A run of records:
__________________________________________________

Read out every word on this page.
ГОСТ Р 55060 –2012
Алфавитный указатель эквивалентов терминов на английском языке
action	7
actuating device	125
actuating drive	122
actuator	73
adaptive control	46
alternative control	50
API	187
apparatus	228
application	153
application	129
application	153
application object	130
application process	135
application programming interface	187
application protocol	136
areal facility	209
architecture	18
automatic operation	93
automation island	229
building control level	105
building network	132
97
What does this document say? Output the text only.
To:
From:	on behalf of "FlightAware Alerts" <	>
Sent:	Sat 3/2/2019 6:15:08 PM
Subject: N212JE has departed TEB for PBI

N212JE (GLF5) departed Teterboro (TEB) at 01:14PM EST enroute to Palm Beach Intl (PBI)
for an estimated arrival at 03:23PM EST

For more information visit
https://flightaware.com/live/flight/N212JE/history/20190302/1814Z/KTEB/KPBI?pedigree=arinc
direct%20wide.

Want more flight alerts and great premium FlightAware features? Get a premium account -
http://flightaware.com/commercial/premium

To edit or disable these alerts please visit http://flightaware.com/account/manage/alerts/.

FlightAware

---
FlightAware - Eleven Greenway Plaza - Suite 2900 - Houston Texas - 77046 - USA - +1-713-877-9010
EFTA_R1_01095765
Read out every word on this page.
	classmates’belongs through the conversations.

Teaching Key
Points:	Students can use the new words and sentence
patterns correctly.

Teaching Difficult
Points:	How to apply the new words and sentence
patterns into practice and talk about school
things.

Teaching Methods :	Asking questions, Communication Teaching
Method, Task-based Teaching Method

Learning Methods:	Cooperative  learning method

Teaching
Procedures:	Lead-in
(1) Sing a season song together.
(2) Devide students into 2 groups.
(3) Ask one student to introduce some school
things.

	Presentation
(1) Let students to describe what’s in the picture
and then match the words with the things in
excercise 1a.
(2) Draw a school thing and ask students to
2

__________________________________________________

Every record above needs to be repeated word for word.

Read out every word on this page.
ГОСТ Р 55060 –2012
Алфавитный указатель эквивалентов терминов на английском языке
action	7
actuating device	125
actuating drive	122
actuator	73
adaptive control	46
alternative control	50
API	187
apparatus	228
application	153
application	129
application	153
application object	130
application process	135
application programming interface	187
application protocol	136
areal facility	209
architecture	18
automatic operation	93
automation island	229
building control level	105
building network	132
97
What does this document say? Output the text only.
To:
From:	on behalf of "FlightAware Alerts" <	>
Sent:	Sat 3/2/2019 6:15:08 PM
Subject: N212JE has departed TEB for PBI

N212JE (GLF5) departed Teterboro (TEB) at 01:14PM EST enroute to Palm Beach Intl (PBI)
for an estimated arrival at 03:23PM EST

For more information visit
https://flightaware.com/live/flight/N212JE/history/20190302/1814Z/KTEB/KPBI?pedigree=arinc
direct%20wide.

Want more flight alerts and great premium FlightAware features? Get a premium account -
http://flightaware.com/commercial/premium

To edit or disable these alerts please visit http://flightaware.com/account/manage/alerts/.

FlightAware

---
FlightAware - Eleven Greenway Plaza - Suite 2900 - Houston Texas - 77046 - USA - +1-713-877-9010
EFTA_R1_01095765
Read out every word on this page.
	classmates’belongs through the conversations.

Teaching Key
Points:	Students can use the new words and sentence
patterns correctly.

Teaching Difficult
Points:	How to apply the new words and sentence
patterns into practice and talk about school
things.

Teaching Methods :	Asking questions, Communication Teaching
Method, Task-based Teaching Method

Learning Methods:	Cooperative  learning method

Teaching
Procedures:	Lead-in
(1) Sing a season song together.
(2) Devide students into 2 groups.
(3) Ask one student to introduce some school
things.

	Presentation
(1) Let students to describe what’s in the picture
and then match the words with the things in
excercise 1a.
(2) Draw a school thing and ask students to
2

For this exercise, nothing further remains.